• _STORED DATA_:
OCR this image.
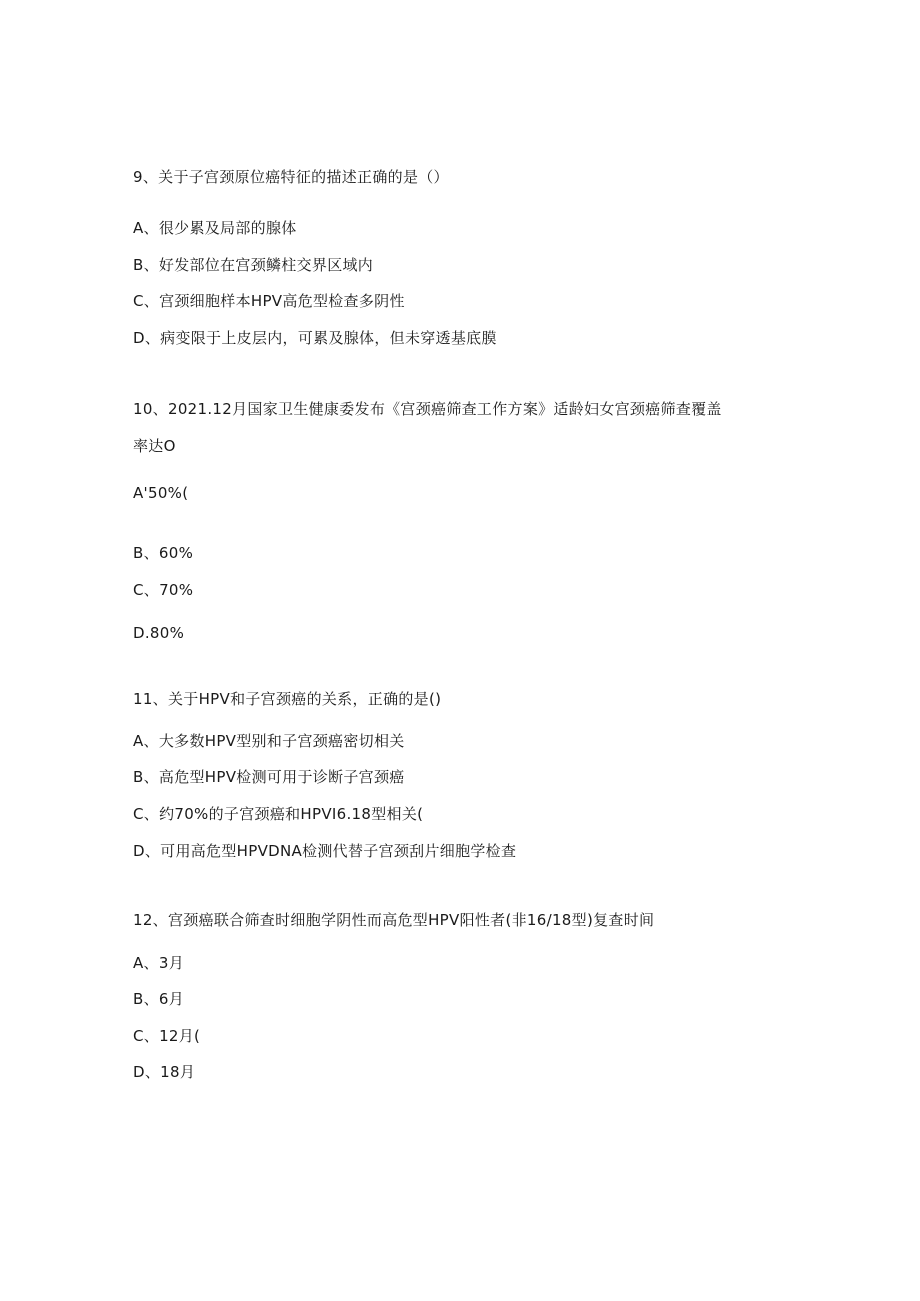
9、关于子宫颈原位癌特征的描述正确的是（）
A、很少累及局部的腺体
B、好发部位在宫颈鳞柱交界区域内
C、宫颈细胞样本HPV高危型检查多阴性
D、病变限于上皮层内，可累及腺体，但未穿透基底膜
10、2021.12月国家卫生健康委发布《宫颈癌筛查工作方案》适龄妇女宫颈癌筛查覆盖
率达O
A'50%(
B、60%
C、70%
D.80%
11、关于HPV和子宫颈癌的关系，正确的是()
A、大多数HPV型别和子宫颈癌密切相关
B、高危型HPV检测可用于诊断子宫颈癌
C、约70%的子宫颈癌和HPVI6.18型相关(
D、可用高危型HPVDNA检测代替子宫颈刮片细胞学检查
12、宫颈癌联合筛查时细胞学阴性而高危型HPV阳性者(非16/18型)复查时间
A、3月
B、6月
C、12月(
D、18月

• _YOUR GOAL_: Return all of the entries word for word, but omit the pictures.

• _OUTPUT FOR THIS TASK_:
OCR this image.
9、关于子宫颈原位癌特征的描述正确的是（）
A、很少累及局部的腺体
B、好发部位在宫颈鳞柱交界区域内
C、宫颈细胞样本HPV高危型检查多阴性
D、病变限于上皮层内，可累及腺体，但未穿透基底膜
10、2021.12月国家卫生健康委发布《宫颈癌筛查工作方案》适龄妇女宫颈癌筛查覆盖
率达O
A'50%(
B、60%
C、70%
D.80%
11、关于HPV和子宫颈癌的关系，正确的是()
A、大多数HPV型别和子宫颈癌密切相关
B、高危型HPV检测可用于诊断子宫颈癌
C、约70%的子宫颈癌和HPVI6.18型相关(
D、可用高危型HPVDNA检测代替子宫颈刮片细胞学检查
12、宫颈癌联合筛查时细胞学阴性而高危型HPV阳性者(非16/18型)复查时间
A、3月
B、6月
C、12月(
D、18月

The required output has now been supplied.